## EXERCISE INSTRUCTIONS
Search the material for the word "OCDE" and copy each line that holds it.

[start of RAW RECORDS]

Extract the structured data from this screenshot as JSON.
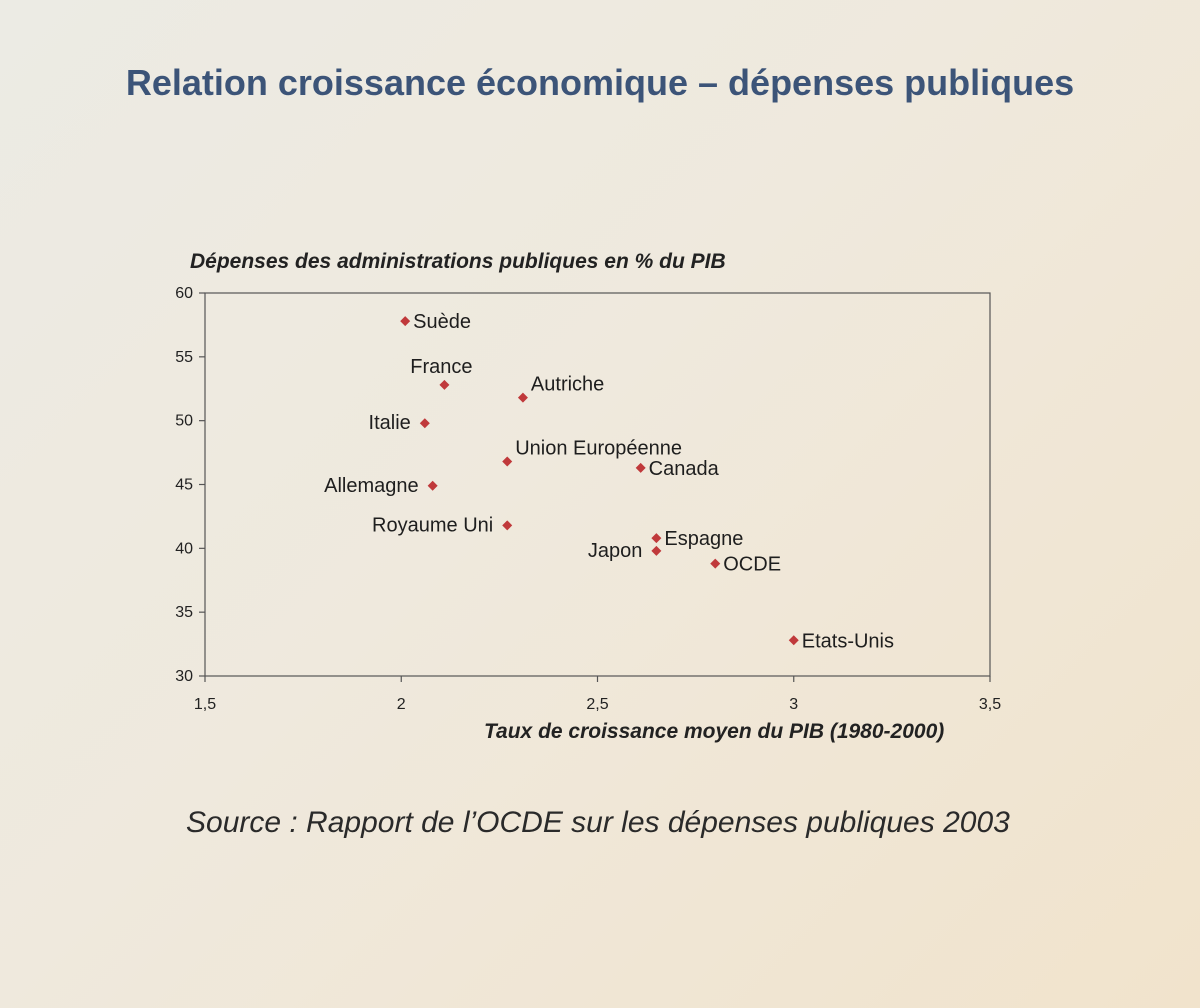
{
  "page": {
    "title": "Relation croissance économique – dépenses publiques",
    "source": "Source : Rapport de l’OCDE sur les dépenses publiques 2003"
  },
  "colors": {
    "title": "#3c5478",
    "marker": "#c0393b",
    "axis": "#555555"
  },
  "chart_data": {
    "type": "scatter",
    "title": "",
    "xlabel": "Taux de croissance moyen du PIB (1980-2000)",
    "ylabel": "Dépenses des administrations publiques en % du PIB",
    "xlim": [
      1.5,
      3.5
    ],
    "ylim": [
      30,
      60
    ],
    "xticks": [
      "1,5",
      "2",
      "2,5",
      "3",
      "3,5"
    ],
    "yticks": [
      "30",
      "35",
      "40",
      "45",
      "50",
      "55",
      "60"
    ],
    "grid": false,
    "marker": "diamond",
    "points": [
      {
        "label": "Suède",
        "x": 2.01,
        "y": 57.8,
        "label_pos": "right"
      },
      {
        "label": "France",
        "x": 2.11,
        "y": 52.8,
        "label_pos": "above"
      },
      {
        "label": "Autriche",
        "x": 2.31,
        "y": 51.8,
        "label_pos": "above-right"
      },
      {
        "label": "Italie",
        "x": 2.06,
        "y": 49.8,
        "label_pos": "left"
      },
      {
        "label": "Union Européenne",
        "x": 2.27,
        "y": 46.8,
        "label_pos": "above-right"
      },
      {
        "label": "Canada",
        "x": 2.61,
        "y": 46.3,
        "label_pos": "right"
      },
      {
        "label": "Allemagne",
        "x": 2.08,
        "y": 44.9,
        "label_pos": "left"
      },
      {
        "label": "Royaume Uni",
        "x": 2.27,
        "y": 41.8,
        "label_pos": "left"
      },
      {
        "label": "Espagne",
        "x": 2.65,
        "y": 40.8,
        "label_pos": "right"
      },
      {
        "label": "Japon",
        "x": 2.65,
        "y": 39.8,
        "label_pos": "left"
      },
      {
        "label": "OCDE",
        "x": 2.8,
        "y": 38.8,
        "label_pos": "right"
      },
      {
        "label": "Etats-Unis",
        "x": 3.0,
        "y": 32.8,
        "label_pos": "right"
      }
    ]
  }
}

[end of RAW RECORDS]

## EXPECTED ANSWER
    "source": "Source : Rapport de l’OCDE sur les dépenses publiques 2003"
        "label": "OCDE",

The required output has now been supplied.